▶
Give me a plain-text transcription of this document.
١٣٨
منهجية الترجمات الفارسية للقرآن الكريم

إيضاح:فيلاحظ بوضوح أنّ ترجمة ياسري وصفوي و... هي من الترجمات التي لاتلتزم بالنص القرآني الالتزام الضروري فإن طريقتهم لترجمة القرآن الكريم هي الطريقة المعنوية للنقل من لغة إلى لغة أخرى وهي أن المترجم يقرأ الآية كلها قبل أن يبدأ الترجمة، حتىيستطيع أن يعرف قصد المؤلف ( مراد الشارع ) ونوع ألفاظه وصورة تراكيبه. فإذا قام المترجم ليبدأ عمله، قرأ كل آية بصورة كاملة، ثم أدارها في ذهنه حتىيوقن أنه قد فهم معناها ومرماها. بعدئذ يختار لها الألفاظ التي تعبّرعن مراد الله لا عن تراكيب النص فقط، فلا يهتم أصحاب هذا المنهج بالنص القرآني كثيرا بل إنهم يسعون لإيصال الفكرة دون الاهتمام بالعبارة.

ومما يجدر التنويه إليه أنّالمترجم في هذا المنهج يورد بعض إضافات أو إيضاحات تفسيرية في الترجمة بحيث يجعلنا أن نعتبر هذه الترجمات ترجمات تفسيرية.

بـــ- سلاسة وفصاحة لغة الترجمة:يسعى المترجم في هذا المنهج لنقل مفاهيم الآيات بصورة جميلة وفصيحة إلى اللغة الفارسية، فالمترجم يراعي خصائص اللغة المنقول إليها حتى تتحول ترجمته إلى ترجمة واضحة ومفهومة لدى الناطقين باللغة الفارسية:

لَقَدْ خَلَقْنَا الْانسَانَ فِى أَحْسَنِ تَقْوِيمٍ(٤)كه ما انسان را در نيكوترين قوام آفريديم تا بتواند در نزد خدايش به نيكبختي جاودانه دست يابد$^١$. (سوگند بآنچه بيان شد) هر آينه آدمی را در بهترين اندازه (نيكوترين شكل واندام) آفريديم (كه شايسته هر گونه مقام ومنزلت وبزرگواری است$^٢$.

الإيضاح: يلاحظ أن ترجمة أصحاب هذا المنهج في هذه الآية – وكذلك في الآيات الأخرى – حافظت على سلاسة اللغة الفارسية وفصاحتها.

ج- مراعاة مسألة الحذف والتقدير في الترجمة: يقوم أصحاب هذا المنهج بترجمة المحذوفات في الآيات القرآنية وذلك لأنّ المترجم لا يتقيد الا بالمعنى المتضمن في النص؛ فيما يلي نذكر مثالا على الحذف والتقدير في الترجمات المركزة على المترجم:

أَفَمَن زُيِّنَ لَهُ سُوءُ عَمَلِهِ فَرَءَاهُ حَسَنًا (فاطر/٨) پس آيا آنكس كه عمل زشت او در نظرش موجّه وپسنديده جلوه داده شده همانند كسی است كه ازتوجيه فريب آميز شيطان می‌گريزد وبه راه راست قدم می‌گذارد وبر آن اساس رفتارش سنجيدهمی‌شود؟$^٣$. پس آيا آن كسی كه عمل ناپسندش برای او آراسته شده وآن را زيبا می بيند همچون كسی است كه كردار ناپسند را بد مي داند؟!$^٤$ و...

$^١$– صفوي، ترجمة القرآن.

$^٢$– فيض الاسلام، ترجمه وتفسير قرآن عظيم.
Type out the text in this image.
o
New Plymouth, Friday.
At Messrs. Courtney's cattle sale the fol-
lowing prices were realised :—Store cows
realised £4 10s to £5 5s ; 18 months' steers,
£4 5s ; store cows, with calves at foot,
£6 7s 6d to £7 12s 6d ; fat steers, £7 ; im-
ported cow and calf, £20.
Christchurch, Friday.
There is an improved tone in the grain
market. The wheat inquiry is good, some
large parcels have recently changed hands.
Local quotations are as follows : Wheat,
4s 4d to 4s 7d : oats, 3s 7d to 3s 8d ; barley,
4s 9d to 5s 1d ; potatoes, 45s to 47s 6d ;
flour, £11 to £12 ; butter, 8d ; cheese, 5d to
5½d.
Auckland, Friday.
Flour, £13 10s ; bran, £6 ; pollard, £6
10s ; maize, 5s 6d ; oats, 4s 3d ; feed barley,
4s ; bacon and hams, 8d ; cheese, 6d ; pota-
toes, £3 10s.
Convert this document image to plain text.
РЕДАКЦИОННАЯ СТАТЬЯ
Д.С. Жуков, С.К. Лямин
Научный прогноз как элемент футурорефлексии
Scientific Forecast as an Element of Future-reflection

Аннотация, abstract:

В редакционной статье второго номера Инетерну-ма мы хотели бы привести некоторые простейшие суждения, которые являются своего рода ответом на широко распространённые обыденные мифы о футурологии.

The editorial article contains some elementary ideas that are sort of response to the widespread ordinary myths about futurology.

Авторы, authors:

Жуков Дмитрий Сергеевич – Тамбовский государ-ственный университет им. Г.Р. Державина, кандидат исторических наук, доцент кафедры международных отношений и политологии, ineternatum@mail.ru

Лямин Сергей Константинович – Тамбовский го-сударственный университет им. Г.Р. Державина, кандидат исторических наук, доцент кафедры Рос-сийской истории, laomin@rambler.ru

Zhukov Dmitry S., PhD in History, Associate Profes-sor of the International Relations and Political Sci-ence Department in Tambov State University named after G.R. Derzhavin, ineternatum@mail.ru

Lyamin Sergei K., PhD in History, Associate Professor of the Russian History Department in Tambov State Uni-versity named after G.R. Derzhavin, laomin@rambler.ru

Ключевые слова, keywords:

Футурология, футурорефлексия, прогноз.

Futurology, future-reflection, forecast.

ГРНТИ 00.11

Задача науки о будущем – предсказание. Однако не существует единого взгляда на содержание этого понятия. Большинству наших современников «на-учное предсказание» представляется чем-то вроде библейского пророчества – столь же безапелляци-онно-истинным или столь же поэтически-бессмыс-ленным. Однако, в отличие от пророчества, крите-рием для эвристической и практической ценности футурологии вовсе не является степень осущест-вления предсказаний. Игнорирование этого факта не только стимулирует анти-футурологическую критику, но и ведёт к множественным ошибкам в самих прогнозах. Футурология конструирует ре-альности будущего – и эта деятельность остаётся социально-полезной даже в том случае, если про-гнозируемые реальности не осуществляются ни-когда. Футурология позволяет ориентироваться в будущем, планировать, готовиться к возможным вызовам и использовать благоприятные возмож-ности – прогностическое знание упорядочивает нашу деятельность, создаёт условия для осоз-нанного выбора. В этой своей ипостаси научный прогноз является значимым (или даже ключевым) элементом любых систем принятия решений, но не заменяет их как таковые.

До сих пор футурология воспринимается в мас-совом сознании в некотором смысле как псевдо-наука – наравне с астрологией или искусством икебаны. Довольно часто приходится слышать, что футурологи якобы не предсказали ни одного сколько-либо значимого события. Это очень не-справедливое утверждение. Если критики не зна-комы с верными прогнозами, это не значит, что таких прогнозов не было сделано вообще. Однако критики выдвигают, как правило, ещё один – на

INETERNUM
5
◀
• Your instructions: Sift through the entries and copy every line with "Тамбовский".

• Full response:
Жуков Дмитрий Сергеевич – Тамбовский государ-ственный университет им. Г.Р. Державина, кандидат исторических наук, доцент кафедры международных отношений и политологии, ineternatum@mail.ru
Лямин Сергей Константинович – Тамбовский го-сударственный университет им. Г.Р. Державина, кандидат исторических наук, доцент кафедры Рос-сийской истории, laomin@rambler.ru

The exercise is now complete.